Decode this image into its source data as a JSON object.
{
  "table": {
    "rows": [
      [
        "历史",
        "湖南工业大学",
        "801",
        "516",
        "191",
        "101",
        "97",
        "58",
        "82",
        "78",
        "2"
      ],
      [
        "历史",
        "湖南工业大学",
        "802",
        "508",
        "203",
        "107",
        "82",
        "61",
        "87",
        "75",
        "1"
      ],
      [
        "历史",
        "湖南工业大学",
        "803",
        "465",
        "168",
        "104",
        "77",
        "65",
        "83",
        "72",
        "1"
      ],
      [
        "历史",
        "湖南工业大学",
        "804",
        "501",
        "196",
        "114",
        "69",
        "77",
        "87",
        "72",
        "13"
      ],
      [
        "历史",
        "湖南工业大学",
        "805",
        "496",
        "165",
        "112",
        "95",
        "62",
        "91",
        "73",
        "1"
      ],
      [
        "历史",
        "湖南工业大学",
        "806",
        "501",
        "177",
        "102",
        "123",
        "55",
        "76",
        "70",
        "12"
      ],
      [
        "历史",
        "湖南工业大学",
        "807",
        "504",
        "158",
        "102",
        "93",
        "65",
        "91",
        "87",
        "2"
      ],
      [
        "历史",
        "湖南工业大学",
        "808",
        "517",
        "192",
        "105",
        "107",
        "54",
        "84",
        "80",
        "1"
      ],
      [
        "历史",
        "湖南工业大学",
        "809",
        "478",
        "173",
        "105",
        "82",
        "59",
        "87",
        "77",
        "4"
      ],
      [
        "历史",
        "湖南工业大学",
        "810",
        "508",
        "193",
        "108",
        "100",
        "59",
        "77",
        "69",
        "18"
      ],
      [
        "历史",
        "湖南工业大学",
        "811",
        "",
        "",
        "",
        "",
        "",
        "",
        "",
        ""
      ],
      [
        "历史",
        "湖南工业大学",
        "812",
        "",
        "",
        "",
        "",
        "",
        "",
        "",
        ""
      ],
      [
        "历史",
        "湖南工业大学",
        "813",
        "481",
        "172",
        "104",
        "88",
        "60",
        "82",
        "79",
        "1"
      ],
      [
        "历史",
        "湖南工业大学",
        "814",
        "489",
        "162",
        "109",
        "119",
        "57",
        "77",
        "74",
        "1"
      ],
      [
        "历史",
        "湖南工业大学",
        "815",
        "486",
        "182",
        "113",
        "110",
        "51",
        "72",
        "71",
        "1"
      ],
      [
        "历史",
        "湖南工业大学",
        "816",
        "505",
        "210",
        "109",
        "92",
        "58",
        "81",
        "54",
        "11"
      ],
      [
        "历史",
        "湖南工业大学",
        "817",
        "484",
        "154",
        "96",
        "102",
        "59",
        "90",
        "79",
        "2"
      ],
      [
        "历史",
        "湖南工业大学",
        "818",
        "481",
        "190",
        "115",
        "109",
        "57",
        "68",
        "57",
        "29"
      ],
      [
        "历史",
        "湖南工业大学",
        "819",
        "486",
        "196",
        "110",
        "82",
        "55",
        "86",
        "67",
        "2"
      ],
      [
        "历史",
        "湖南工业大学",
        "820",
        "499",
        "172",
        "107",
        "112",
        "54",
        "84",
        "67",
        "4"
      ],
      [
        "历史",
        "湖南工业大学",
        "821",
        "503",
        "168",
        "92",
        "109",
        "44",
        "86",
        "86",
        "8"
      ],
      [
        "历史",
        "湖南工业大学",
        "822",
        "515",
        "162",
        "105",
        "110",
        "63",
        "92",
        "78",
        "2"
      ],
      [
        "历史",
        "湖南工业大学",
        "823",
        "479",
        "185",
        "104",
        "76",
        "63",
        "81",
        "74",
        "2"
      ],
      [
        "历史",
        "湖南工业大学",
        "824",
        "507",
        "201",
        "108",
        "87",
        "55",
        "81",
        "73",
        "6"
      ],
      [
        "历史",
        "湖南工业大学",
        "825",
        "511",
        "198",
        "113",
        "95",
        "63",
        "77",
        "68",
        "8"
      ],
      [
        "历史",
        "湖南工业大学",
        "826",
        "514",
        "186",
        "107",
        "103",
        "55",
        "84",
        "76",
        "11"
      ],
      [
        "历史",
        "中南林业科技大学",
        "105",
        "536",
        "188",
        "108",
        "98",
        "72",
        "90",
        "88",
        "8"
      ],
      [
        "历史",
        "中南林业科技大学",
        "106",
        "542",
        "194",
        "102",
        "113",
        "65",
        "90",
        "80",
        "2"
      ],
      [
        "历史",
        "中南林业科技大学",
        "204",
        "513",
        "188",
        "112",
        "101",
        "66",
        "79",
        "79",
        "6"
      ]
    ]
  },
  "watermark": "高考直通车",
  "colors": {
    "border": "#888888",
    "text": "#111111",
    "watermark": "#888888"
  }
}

Problem: Copy out every line of the data above, exactly as given.

Output of the task:
Decode this image into its source data as a JSON object.
{
  "table": {
    "rows": [
      [
        "历史",
        "湖南工业大学",
        "801",
        "516",
        "191",
        "101",
        "97",
        "58",
        "82",
        "78",
        "2"
      ],
      [
        "历史",
        "湖南工业大学",
        "802",
        "508",
        "203",
        "107",
        "82",
        "61",
        "87",
        "75",
        "1"
      ],
      [
        "历史",
        "湖南工业大学",
        "803",
        "465",
        "168",
        "104",
        "77",
        "65",
        "83",
        "72",
        "1"
      ],
      [
        "历史",
        "湖南工业大学",
        "804",
        "501",
        "196",
        "114",
        "69",
        "77",
        "87",
        "72",
        "13"
      ],
      [
        "历史",
        "湖南工业大学",
        "805",
        "496",
        "165",
        "112",
        "95",
        "62",
        "91",
        "73",
        "1"
      ],
      [
        "历史",
        "湖南工业大学",
        "806",
        "501",
        "177",
        "102",
        "123",
        "55",
        "76",
        "70",
        "12"
      ],
      [
        "历史",
        "湖南工业大学",
        "807",
        "504",
        "158",
        "102",
        "93",
        "65",
        "91",
        "87",
        "2"
      ],
      [
        "历史",
        "湖南工业大学",
        "808",
        "517",
        "192",
        "105",
        "107",
        "54",
        "84",
        "80",
        "1"
      ],
      [
        "历史",
        "湖南工业大学",
        "809",
        "478",
        "173",
        "105",
        "82",
        "59",
        "87",
        "77",
        "4"
      ],
      [
        "历史",
        "湖南工业大学",
        "810",
        "508",
        "193",
        "108",
        "100",
        "59",
        "77",
        "69",
        "18"
      ],
      [
        "历史",
        "湖南工业大学",
        "811",
        "",
        "",
        "",
        "",
        "",
        "",
        "",
        ""
      ],
      [
        "历史",
        "湖南工业大学",
        "812",
        "",
        "",
        "",
        "",
        "",
        "",
        "",
        ""
      ],
      [
        "历史",
        "湖南工业大学",
        "813",
        "481",
        "172",
        "104",
        "88",
        "60",
        "82",
        "79",
        "1"
      ],
      [
        "历史",
        "湖南工业大学",
        "814",
        "489",
        "162",
        "109",
        "119",
        "57",
        "77",
        "74",
        "1"
      ],
      [
        "历史",
        "湖南工业大学",
        "815",
        "486",
        "182",
        "113",
        "110",
        "51",
        "72",
        "71",
        "1"
      ],
      [
        "历史",
        "湖南工业大学",
        "816",
        "505",
        "210",
        "109",
        "92",
        "58",
        "81",
        "54",
        "11"
      ],
      [
        "历史",
        "湖南工业大学",
        "817",
        "484",
        "154",
        "96",
        "102",
        "59",
        "90",
        "79",
        "2"
      ],
      [
        "历史",
        "湖南工业大学",
        "818",
        "481",
        "190",
        "115",
        "109",
        "57",
        "68",
        "57",
        "29"
      ],
      [
        "历史",
        "湖南工业大学",
        "819",
        "486",
        "196",
        "110",
        "82",
        "55",
        "86",
        "67",
        "2"
      ],
      [
        "历史",
        "湖南工业大学",
        "820",
        "499",
        "172",
        "107",
        "112",
        "54",
        "84",
        "67",
        "4"
      ],
      [
        "历史",
        "湖南工业大学",
        "821",
        "503",
        "168",
        "92",
        "109",
        "44",
        "86",
        "86",
        "8"
      ],
      [
        "历史",
        "湖南工业大学",
        "822",
        "515",
        "162",
        "105",
        "110",
        "63",
        "92",
        "78",
        "2"
      ],
      [
        "历史",
        "湖南工业大学",
        "823",
        "479",
        "185",
        "104",
        "76",
        "63",
        "81",
        "74",
        "2"
      ],
      [
        "历史",
        "湖南工业大学",
        "824",
        "507",
        "201",
        "108",
        "87",
        "55",
        "81",
        "73",
        "6"
      ],
      [
        "历史",
        "湖南工业大学",
        "825",
        "511",
        "198",
        "113",
        "95",
        "63",
        "77",
        "68",
        "8"
      ],
      [
        "历史",
        "湖南工业大学",
        "826",
        "514",
        "186",
        "107",
        "103",
        "55",
        "84",
        "76",
        "11"
      ],
      [
        "历史",
        "中南林业科技大学",
        "105",
        "536",
        "188",
        "108",
        "98",
        "72",
        "90",
        "88",
        "8"
      ],
      [
        "历史",
        "中南林业科技大学",
        "106",
        "542",
        "194",
        "102",
        "113",
        "65",
        "90",
        "80",
        "2"
      ],
      [
        "历史",
        "中南林业科技大学",
        "204",
        "513",
        "188",
        "112",
        "101",
        "66",
        "79",
        "79",
        "6"
      ]
    ]
  },
  "watermark": "高考直通车",
  "colors": {
    "border": "#888888",
    "text": "#111111",
    "watermark": "#888888"
  }
}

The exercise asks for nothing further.